YOUR OBJECTIVE: Go through the data below. List every line that holds the word "title".
-- BEGIN DATA FOR THE TASK --
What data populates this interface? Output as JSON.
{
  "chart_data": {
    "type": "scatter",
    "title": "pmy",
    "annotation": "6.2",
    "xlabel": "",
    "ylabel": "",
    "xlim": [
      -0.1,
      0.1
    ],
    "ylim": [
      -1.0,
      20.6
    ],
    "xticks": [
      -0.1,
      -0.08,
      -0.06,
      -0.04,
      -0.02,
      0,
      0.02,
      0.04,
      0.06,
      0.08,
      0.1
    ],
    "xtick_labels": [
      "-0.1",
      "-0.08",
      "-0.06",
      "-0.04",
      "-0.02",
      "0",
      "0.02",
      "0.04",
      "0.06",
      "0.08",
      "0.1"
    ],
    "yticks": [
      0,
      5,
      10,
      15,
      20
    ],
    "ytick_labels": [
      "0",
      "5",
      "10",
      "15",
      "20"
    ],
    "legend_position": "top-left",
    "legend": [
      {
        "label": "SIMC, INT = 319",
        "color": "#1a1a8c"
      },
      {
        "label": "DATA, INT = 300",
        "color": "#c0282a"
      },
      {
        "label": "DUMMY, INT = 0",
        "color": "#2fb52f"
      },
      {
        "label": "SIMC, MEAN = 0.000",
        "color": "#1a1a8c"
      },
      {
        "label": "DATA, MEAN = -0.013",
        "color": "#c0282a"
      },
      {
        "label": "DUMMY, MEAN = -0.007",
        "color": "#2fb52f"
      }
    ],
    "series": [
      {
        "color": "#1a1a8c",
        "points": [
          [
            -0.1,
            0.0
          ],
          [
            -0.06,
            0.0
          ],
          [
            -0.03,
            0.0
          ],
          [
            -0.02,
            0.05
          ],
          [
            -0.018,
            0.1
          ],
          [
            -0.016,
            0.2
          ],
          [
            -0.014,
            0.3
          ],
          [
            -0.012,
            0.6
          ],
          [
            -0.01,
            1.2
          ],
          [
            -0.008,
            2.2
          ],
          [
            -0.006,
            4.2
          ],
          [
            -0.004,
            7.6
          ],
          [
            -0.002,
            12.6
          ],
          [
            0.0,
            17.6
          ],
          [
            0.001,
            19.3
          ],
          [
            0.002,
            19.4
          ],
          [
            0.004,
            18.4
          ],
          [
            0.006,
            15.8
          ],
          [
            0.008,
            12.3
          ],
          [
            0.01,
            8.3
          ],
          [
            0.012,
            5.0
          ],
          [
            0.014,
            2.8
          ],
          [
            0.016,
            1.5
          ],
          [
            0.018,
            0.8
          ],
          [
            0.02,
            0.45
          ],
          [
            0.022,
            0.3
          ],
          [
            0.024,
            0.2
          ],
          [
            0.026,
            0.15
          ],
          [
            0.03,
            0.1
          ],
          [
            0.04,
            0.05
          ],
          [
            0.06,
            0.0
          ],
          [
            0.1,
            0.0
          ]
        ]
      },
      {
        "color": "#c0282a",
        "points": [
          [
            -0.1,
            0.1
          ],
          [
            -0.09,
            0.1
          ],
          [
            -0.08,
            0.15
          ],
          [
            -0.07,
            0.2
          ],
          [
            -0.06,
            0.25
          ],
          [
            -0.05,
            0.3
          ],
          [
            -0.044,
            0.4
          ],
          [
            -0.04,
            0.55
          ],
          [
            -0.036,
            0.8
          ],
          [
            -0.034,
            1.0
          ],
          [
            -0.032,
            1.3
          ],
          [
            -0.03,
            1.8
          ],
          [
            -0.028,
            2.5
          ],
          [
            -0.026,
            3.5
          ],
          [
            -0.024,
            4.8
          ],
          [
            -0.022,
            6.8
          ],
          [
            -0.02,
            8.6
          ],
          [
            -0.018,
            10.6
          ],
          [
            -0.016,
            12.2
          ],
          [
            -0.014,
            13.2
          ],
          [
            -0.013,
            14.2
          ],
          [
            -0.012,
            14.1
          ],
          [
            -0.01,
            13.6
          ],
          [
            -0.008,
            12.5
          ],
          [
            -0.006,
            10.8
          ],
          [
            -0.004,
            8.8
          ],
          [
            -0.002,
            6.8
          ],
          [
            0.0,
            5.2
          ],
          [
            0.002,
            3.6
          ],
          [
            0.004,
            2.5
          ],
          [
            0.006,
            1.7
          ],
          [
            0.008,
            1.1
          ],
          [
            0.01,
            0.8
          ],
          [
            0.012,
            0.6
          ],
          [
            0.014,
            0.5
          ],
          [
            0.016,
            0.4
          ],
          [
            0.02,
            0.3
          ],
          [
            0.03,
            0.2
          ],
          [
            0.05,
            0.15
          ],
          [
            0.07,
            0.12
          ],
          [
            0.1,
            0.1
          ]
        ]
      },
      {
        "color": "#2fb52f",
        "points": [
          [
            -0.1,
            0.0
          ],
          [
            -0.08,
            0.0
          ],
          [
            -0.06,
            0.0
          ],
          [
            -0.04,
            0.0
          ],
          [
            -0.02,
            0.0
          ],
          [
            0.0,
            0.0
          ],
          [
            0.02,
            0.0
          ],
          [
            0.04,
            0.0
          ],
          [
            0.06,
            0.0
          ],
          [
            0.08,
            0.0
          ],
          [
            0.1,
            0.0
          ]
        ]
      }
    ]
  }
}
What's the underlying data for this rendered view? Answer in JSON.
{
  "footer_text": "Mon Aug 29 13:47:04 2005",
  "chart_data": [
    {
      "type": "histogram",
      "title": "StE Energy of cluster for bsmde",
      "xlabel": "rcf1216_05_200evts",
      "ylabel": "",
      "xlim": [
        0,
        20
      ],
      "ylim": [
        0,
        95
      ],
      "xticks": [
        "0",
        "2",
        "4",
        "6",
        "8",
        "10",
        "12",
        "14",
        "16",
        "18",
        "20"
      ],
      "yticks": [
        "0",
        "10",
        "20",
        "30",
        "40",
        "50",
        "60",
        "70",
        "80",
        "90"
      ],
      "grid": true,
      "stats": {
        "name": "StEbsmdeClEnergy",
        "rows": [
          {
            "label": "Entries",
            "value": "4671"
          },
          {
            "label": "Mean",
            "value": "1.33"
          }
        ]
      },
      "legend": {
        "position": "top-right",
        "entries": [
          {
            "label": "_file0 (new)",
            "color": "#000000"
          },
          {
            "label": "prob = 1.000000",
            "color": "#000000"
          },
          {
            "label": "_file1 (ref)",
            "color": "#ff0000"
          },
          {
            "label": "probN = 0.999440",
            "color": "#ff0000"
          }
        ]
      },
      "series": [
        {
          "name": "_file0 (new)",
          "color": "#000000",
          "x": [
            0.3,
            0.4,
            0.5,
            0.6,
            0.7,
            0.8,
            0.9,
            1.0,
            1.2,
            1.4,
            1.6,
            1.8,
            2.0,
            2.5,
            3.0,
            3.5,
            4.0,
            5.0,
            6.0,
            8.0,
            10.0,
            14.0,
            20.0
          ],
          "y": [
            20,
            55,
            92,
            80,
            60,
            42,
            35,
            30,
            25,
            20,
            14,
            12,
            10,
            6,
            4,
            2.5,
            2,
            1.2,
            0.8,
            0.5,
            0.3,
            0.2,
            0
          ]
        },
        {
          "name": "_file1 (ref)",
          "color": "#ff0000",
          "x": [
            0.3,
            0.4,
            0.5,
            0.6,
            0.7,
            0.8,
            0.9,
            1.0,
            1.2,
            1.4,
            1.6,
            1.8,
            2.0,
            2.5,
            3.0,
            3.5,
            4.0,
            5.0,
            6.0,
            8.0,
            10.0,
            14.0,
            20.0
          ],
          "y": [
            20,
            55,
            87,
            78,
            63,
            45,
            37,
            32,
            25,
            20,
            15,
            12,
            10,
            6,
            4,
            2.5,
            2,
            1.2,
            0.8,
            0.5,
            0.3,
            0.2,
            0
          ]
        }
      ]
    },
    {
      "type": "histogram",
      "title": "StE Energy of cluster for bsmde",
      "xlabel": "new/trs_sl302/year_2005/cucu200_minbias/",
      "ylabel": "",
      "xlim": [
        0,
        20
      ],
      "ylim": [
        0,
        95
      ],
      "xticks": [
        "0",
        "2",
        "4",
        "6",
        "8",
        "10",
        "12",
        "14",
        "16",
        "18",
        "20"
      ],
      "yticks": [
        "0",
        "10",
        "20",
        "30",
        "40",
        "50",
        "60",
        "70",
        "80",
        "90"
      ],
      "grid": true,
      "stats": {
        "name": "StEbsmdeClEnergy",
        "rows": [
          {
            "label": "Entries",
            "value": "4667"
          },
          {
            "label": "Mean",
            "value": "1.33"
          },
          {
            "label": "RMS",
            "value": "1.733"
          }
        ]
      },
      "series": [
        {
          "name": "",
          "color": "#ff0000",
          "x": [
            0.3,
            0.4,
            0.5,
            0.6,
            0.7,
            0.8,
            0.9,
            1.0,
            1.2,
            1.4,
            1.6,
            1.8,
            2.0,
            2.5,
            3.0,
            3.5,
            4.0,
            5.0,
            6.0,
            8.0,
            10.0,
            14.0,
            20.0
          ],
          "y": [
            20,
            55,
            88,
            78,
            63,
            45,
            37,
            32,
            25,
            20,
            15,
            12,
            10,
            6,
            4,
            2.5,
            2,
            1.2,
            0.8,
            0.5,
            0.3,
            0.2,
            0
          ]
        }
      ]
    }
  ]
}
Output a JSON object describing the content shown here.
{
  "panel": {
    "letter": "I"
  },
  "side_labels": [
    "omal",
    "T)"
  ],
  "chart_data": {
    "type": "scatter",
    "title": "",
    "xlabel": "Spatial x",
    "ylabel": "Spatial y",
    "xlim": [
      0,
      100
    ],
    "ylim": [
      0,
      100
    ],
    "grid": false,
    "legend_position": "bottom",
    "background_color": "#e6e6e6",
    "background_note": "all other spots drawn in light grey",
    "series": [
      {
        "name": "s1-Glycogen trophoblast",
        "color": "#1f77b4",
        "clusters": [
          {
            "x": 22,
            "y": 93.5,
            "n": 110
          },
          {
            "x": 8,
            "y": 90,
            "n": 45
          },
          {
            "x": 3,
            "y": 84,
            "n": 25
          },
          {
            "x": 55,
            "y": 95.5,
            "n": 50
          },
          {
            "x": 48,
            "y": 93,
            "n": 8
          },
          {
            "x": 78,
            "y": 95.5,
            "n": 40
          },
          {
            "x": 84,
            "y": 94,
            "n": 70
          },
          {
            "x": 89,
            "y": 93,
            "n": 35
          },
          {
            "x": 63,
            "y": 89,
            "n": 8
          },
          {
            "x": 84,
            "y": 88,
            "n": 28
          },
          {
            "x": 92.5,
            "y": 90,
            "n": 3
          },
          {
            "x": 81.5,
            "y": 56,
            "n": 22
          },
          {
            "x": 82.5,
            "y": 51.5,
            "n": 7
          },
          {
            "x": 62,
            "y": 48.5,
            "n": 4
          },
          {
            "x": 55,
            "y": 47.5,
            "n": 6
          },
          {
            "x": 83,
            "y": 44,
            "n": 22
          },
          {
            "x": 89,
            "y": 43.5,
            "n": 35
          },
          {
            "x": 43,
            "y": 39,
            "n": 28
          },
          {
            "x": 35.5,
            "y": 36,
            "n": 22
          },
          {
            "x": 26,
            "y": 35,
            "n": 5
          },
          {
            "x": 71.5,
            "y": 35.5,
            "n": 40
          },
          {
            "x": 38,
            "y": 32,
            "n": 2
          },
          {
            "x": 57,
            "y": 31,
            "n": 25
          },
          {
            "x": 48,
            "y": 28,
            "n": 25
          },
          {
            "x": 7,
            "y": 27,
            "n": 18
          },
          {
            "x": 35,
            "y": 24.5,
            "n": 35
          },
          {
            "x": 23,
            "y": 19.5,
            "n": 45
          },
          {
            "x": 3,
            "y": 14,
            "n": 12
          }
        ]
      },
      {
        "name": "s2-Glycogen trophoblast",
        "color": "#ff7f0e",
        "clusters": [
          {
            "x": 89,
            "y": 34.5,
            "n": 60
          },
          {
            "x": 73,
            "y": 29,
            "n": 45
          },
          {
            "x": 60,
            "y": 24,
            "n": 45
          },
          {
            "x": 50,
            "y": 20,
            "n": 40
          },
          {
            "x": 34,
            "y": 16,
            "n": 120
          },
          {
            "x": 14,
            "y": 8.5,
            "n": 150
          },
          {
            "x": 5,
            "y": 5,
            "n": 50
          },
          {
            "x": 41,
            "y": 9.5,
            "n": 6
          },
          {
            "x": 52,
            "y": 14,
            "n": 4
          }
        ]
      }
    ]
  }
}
-- END DATA FOR THE TASK --
RESPONSE TO THE TASK:
    "title": "pmy",
      "title": "StE Energy of cluster for bsmde",
      "title": "StE Energy of cluster for bsmde",
    "title": "",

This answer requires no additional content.